STATED EXERCISE: Below are records; work out how many of their lines contain "поверхностями" and give only that number.

EXERCISE INPUT:
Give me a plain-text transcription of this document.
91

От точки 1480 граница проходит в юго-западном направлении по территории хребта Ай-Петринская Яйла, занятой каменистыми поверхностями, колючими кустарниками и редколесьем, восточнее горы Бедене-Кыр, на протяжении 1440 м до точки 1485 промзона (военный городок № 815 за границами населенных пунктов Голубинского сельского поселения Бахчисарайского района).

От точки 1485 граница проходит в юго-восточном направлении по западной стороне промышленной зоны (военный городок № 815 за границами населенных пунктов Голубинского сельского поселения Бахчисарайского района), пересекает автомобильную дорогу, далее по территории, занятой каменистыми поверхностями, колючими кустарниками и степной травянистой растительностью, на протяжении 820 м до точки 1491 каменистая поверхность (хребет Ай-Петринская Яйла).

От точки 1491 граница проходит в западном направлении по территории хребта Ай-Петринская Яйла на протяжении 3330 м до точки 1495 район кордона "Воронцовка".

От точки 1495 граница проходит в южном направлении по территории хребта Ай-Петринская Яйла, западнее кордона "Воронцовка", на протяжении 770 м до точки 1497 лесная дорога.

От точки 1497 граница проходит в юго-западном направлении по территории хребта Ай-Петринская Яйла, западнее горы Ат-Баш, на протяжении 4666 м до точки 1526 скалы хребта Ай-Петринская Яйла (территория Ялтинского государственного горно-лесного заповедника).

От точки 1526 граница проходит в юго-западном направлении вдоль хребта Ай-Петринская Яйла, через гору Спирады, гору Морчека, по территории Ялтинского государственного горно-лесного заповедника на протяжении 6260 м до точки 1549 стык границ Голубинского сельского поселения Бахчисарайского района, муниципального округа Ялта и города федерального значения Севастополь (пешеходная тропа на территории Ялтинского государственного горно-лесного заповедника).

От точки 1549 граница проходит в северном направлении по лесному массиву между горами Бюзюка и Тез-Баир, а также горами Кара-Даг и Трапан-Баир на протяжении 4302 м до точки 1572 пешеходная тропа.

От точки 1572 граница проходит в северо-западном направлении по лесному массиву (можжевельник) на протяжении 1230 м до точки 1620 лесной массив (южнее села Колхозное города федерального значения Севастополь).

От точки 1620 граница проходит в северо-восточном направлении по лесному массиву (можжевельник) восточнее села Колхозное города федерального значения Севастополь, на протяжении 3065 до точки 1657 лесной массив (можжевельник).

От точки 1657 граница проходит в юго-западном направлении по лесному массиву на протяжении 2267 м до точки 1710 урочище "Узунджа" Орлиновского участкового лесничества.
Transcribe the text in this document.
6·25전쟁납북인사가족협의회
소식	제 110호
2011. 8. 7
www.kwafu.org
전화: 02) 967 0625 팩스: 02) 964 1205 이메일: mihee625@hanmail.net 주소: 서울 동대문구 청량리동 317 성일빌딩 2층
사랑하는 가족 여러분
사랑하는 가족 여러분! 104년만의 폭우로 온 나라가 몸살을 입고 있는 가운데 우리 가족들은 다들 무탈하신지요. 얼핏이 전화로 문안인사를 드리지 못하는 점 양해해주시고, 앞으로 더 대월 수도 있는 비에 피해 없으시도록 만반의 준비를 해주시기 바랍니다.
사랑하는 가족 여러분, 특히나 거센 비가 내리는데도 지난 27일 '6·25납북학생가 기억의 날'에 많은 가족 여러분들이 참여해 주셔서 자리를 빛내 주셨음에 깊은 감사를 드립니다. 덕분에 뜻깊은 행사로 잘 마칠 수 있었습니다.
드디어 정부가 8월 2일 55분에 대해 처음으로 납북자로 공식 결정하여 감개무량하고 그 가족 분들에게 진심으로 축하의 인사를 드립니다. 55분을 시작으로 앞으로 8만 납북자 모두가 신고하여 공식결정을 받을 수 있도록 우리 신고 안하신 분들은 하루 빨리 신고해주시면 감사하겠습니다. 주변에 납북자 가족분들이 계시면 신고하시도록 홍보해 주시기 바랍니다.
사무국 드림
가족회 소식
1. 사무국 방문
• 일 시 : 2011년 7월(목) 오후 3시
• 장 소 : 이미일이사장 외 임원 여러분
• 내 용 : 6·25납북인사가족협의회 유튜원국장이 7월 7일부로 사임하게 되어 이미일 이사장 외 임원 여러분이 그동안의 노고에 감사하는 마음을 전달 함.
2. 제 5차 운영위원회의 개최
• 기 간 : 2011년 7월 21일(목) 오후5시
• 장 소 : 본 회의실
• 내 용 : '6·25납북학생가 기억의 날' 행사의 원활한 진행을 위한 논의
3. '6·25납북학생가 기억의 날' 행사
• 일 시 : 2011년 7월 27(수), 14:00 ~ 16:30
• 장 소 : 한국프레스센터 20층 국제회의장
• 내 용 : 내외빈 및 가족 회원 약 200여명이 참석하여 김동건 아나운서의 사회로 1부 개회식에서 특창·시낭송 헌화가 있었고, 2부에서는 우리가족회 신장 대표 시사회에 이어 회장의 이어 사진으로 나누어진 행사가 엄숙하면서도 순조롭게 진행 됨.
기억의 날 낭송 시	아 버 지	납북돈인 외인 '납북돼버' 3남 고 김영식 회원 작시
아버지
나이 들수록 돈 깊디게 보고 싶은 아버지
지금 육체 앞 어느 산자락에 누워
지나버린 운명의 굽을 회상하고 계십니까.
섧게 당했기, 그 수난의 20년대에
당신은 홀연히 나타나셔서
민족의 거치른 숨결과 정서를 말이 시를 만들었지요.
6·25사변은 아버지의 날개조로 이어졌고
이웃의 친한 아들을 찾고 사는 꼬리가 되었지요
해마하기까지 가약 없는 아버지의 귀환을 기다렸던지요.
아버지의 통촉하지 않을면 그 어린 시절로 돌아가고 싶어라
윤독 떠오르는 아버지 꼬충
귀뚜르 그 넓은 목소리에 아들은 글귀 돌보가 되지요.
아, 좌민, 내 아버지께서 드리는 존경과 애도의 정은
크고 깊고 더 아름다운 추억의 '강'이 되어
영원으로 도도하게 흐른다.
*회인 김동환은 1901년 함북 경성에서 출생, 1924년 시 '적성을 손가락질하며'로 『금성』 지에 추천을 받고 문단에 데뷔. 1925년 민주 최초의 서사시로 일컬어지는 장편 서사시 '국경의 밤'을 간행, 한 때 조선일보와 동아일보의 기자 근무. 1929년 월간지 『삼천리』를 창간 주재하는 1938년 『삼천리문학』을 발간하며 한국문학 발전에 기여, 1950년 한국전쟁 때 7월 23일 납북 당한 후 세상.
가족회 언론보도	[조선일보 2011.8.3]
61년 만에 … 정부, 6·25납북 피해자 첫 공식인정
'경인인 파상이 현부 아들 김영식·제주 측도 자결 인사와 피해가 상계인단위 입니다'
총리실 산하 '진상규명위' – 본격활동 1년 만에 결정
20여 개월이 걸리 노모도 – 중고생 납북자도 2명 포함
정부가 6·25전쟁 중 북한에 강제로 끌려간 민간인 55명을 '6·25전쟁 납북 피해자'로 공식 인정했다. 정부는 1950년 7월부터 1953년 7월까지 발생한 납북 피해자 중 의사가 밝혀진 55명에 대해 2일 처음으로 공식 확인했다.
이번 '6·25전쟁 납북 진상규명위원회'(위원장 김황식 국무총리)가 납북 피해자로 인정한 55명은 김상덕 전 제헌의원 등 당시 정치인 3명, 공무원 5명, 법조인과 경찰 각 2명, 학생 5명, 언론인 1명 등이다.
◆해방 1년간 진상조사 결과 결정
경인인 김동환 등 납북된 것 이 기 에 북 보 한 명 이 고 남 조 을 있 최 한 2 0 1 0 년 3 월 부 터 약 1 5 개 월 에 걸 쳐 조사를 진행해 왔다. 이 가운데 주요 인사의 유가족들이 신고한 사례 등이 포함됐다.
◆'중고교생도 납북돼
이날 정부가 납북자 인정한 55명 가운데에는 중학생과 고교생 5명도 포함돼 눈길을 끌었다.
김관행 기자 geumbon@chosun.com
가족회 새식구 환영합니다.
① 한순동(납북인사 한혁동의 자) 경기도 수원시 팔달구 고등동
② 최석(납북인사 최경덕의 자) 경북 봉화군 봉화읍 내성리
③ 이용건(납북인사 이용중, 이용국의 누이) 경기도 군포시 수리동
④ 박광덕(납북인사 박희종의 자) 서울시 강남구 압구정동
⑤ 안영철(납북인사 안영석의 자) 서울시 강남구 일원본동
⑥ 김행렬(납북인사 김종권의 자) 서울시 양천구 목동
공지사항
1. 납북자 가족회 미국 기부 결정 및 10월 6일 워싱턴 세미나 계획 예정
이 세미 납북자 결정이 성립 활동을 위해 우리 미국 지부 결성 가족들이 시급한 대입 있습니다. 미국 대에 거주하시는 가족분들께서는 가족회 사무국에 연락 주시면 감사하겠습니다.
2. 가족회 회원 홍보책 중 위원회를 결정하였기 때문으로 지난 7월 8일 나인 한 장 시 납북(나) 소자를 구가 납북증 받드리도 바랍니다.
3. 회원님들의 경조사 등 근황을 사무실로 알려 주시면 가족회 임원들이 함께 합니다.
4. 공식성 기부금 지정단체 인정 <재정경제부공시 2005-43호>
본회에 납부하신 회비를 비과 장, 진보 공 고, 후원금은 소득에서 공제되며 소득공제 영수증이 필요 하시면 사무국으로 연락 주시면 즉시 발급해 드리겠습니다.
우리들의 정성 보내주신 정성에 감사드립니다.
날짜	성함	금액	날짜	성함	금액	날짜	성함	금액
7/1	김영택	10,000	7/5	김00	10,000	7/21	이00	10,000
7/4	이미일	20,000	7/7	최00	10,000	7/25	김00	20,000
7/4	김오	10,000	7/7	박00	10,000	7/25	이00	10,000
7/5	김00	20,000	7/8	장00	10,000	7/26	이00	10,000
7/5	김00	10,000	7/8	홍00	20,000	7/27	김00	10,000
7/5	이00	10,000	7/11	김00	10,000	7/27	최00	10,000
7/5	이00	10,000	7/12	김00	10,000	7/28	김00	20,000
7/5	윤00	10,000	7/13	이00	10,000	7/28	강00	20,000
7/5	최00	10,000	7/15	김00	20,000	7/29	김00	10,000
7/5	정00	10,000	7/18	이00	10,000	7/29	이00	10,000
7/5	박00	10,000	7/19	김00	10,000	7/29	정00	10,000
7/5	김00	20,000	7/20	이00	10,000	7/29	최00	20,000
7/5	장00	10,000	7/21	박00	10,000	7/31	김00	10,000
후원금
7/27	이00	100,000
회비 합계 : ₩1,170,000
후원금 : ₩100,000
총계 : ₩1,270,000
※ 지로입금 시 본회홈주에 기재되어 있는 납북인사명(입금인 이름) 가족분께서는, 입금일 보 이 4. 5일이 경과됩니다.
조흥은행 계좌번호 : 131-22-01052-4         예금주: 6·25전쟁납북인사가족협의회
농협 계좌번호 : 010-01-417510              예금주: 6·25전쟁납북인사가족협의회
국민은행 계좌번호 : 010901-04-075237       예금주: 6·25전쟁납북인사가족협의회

OUTPUT FOR THIS TASK: 2